Exercise goal
Drop the pictures from the entries below, then reproduce the rest exactly.

- - - - - - -

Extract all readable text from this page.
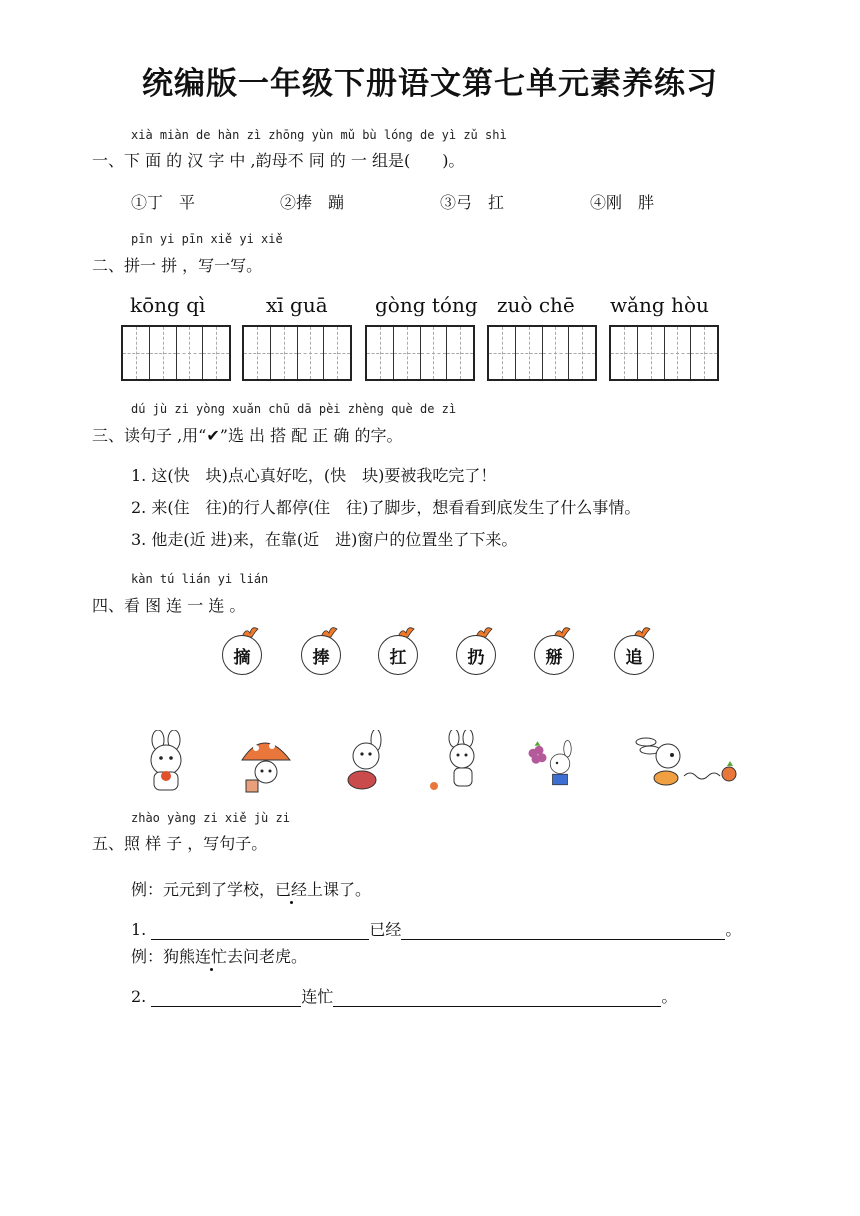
统编版一年级下册语文第七单元素养练习
xià miàn de hàn zì zhōng yùn mǔ bù lóng de yì zǔ shì
一、下 面 的 汉 字 中 ,韵母不 同 的 一 组是(　　)。
①丁　平	②捧　蹦	③弓　扛	④刚　胖
pīn yi pīn xiě yi xiě
二、拼一 拼 ，写一写。
kōng qì	xī guā gòng tóng zuò chē wǎng hòu
dú jù zi yòng xuǎn chū dā pèi zhèng què de zì
三、读句子 ,用“✔”选 出 搭 配 正 确 的字。
1. 这(快　块)点心真好吃，(快　块)要被我吃完了！
2. 来(住　往)的行人都停(住　往)了脚步，想看看到底发生了什么事情。
3. 他走(近 进)来，在靠(近　进)窗户的位置坐了下来。
kàn tú lián yi lián
四、看 图 连 一 连 。
摘	捧	扛	扔	掰	追
zhào yàng zi xiě jù zi
五、照 样 子 ，写句子。
例：元元到了学校，已经上课了。
1.	已经	。
例：狗熊连忙去问老虎。
2.	连忙	。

- - - - - - -

Answer to this problem
Extract all readable text from this page.
统编版一年级下册语文第七单元素养练习
xià miàn de hàn zì zhōng yùn mǔ bù lóng de yì zǔ shì
一、下 面 的 汉 字 中 ,韵母不 同 的 一 组是(　　)。
①丁　平	②捧　蹦	③弓　扛	④刚　胖
pīn yi pīn xiě yi xiě
二、拼一 拼 ，写一写。
kōng qì	xī guā gòng tóng zuò chē wǎng hòu
dú jù zi yòng xuǎn chū dā pèi zhèng què de zì
三、读句子 ,用“✔”选 出 搭 配 正 确 的字。
1. 这(快　块)点心真好吃，(快　块)要被我吃完了！
2. 来(住　往)的行人都停(住　往)了脚步，想看看到底发生了什么事情。
3. 他走(近 进)来，在靠(近　进)窗户的位置坐了下来。
kàn tú lián yi lián
四、看 图 连 一 连 。
摘	捧	扛	扔	掰	追
zhào yàng zi xiě jù zi
五、照 样 子 ，写句子。
例：元元到了学校，已经上课了。
1.	已经	。
例：狗熊连忙去问老虎。
2.	连忙	。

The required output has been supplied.